### DATA LINES
·····
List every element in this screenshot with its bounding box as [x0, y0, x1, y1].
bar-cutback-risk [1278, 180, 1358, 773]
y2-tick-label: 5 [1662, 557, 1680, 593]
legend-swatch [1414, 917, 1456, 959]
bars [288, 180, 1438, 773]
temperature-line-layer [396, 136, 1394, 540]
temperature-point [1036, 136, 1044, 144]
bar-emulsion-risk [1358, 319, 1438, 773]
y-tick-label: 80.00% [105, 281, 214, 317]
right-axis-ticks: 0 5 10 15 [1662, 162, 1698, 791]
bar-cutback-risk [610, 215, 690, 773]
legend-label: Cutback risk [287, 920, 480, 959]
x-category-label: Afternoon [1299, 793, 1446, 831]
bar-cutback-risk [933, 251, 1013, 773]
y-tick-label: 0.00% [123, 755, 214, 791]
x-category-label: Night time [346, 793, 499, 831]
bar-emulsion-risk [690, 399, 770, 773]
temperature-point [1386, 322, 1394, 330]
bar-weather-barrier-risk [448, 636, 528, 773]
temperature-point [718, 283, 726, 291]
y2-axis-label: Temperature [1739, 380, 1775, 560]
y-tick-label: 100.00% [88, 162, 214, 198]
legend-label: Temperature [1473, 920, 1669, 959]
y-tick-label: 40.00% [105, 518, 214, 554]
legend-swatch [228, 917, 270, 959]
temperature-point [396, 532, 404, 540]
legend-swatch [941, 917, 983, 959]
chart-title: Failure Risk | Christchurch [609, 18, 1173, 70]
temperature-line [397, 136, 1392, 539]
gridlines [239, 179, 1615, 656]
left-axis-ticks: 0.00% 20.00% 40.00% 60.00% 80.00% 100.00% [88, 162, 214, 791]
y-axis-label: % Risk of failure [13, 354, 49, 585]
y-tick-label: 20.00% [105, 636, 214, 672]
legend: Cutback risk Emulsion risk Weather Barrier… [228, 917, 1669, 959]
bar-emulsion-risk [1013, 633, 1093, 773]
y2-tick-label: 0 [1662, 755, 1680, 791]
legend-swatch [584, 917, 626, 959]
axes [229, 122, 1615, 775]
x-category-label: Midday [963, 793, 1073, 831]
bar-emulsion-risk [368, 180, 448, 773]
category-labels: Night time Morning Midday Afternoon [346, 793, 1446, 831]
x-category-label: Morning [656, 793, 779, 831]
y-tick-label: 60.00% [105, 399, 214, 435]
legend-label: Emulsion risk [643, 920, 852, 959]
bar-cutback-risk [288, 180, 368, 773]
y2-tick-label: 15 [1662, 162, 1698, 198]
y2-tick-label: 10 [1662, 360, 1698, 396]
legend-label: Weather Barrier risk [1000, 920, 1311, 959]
·····
### TASK DIRECTIONS
Copy the data above word for word.

### RESULT
List every element in this screenshot with its bounding box as [x0, y0, x1, y1].
bar-cutback-risk [1278, 180, 1358, 773]
y2-tick-label: 5 [1662, 557, 1680, 593]
legend-swatch [1414, 917, 1456, 959]
bars [288, 180, 1438, 773]
temperature-line-layer [396, 136, 1394, 540]
temperature-point [1036, 136, 1044, 144]
bar-emulsion-risk [1358, 319, 1438, 773]
y-tick-label: 80.00% [105, 281, 214, 317]
right-axis-ticks: 0 5 10 15 [1662, 162, 1698, 791]
bar-cutback-risk [610, 215, 690, 773]
legend-label: Cutback risk [287, 920, 480, 959]
x-category-label: Afternoon [1299, 793, 1446, 831]
bar-cutback-risk [933, 251, 1013, 773]
y-tick-label: 0.00% [123, 755, 214, 791]
x-category-label: Night time [346, 793, 499, 831]
bar-emulsion-risk [690, 399, 770, 773]
temperature-point [1386, 322, 1394, 330]
bar-weather-barrier-risk [448, 636, 528, 773]
temperature-point [718, 283, 726, 291]
y2-axis-label: Temperature [1739, 380, 1775, 560]
y-tick-label: 100.00% [88, 162, 214, 198]
legend-label: Temperature [1473, 920, 1669, 959]
y-tick-label: 40.00% [105, 518, 214, 554]
legend-swatch [228, 917, 270, 959]
temperature-point [396, 532, 404, 540]
legend-swatch [941, 917, 983, 959]
chart-title: Failure Risk | Christchurch [609, 18, 1173, 70]
temperature-line [397, 136, 1392, 539]
gridlines [239, 179, 1615, 656]
left-axis-ticks: 0.00% 20.00% 40.00% 60.00% 80.00% 100.00% [88, 162, 214, 791]
y-axis-label: % Risk of failure [13, 354, 49, 585]
y-tick-label: 20.00% [105, 636, 214, 672]
legend: Cutback risk Emulsion risk Weather Barrier… [228, 917, 1669, 959]
bar-emulsion-risk [1013, 633, 1093, 773]
y2-tick-label: 0 [1662, 755, 1680, 791]
legend-swatch [584, 917, 626, 959]
axes [229, 122, 1615, 775]
x-category-label: Midday [963, 793, 1073, 831]
bar-emulsion-risk [368, 180, 448, 773]
category-labels: Night time Morning Midday Afternoon [346, 793, 1446, 831]
x-category-label: Morning [656, 793, 779, 831]
y-tick-label: 60.00% [105, 399, 214, 435]
legend-label: Emulsion risk [643, 920, 852, 959]
bar-cutback-risk [288, 180, 368, 773]
y2-tick-label: 15 [1662, 162, 1698, 198]
y2-tick-label: 10 [1662, 360, 1698, 396]
legend-label: Weather Barrier risk [1000, 920, 1311, 959]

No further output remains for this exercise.